• What needs to be done:
Extract the full listing verbatim and drop any pictures from your copy.

(Dataset items)
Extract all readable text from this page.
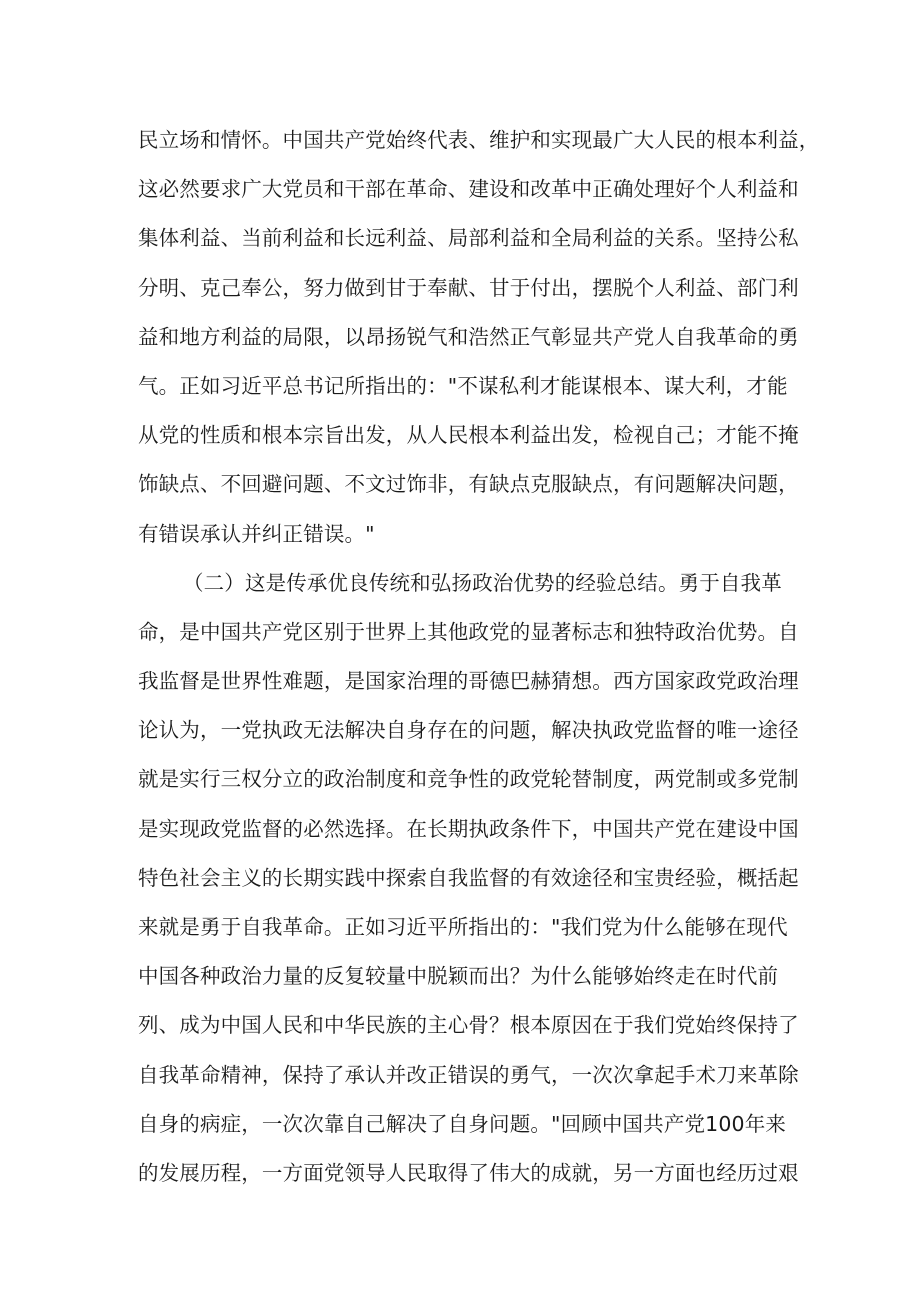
民立场和情怀。中国共产党始终代表、维护和实现最广大人民的根本利益，
这必然要求广大党员和干部在革命、建设和改革中正确处理好个人利益和
集体利益、当前利益和长远利益、局部利益和全局利益的关系。坚持公私
分明、克己奉公，努力做到甘于奉献、甘于付出，摆脱个人利益、部门利
益和地方利益的局限，以昂扬锐气和浩然正气彰显共产党人自我革命的勇
气。正如习近平总书记所指出的："不谋私利才能谋根本、谋大利，才能
从党的性质和根本宗旨出发，从人民根本利益出发，检视自己；才能不掩
饰缺点、不回避问题、不文过饰非，有缺点克服缺点，有问题解决问题，
有错误承认并纠正错误。"
（二）这是传承优良传统和弘扬政治优势的经验总结。勇于自我革
命，是中国共产党区别于世界上其他政党的显著标志和独特政治优势。自
我监督是世界性难题，是国家治理的哥德巴赫猜想。西方国家政党政治理
论认为，一党执政无法解决自身存在的问题，解决执政党监督的唯一途径
就是实行三权分立的政治制度和竞争性的政党轮替制度，两党制或多党制
是实现政党监督的必然选择。在长期执政条件下，中国共产党在建设中国
特色社会主义的长期实践中探索自我监督的有效途径和宝贵经验，概括起
来就是勇于自我革命。正如习近平所指出的："我们党为什么能够在现代
中国各种政治力量的反复较量中脱颖而出？为什么能够始终走在时代前
列、成为中国人民和中华民族的主心骨？根本原因在于我们党始终保持了
自我革命精神，保持了承认并改正错误的勇气，一次次拿起手术刀来革除
自身的病症，一次次靠自己解决了自身问题。"回顾中国共产党100年来
的发展历程，一方面党领导人民取得了伟大的成就，另一方面也经历过艰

• Written reply:
Extract all readable text from this page.
民立场和情怀。中国共产党始终代表、维护和实现最广大人民的根本利益，
这必然要求广大党员和干部在革命、建设和改革中正确处理好个人利益和
集体利益、当前利益和长远利益、局部利益和全局利益的关系。坚持公私
分明、克己奉公，努力做到甘于奉献、甘于付出，摆脱个人利益、部门利
益和地方利益的局限，以昂扬锐气和浩然正气彰显共产党人自我革命的勇
气。正如习近平总书记所指出的："不谋私利才能谋根本、谋大利，才能
从党的性质和根本宗旨出发，从人民根本利益出发，检视自己；才能不掩
饰缺点、不回避问题、不文过饰非，有缺点克服缺点，有问题解决问题，
有错误承认并纠正错误。"
（二）这是传承优良传统和弘扬政治优势的经验总结。勇于自我革
命，是中国共产党区别于世界上其他政党的显著标志和独特政治优势。自
我监督是世界性难题，是国家治理的哥德巴赫猜想。西方国家政党政治理
论认为，一党执政无法解决自身存在的问题，解决执政党监督的唯一途径
就是实行三权分立的政治制度和竞争性的政党轮替制度，两党制或多党制
是实现政党监督的必然选择。在长期执政条件下，中国共产党在建设中国
特色社会主义的长期实践中探索自我监督的有效途径和宝贵经验，概括起
来就是勇于自我革命。正如习近平所指出的："我们党为什么能够在现代
中国各种政治力量的反复较量中脱颖而出？为什么能够始终走在时代前
列、成为中国人民和中华民族的主心骨？根本原因在于我们党始终保持了
自我革命精神，保持了承认并改正错误的勇气，一次次拿起手术刀来革除
自身的病症，一次次靠自己解决了自身问题。"回顾中国共产党100年来
的发展历程，一方面党领导人民取得了伟大的成就，另一方面也经历过艰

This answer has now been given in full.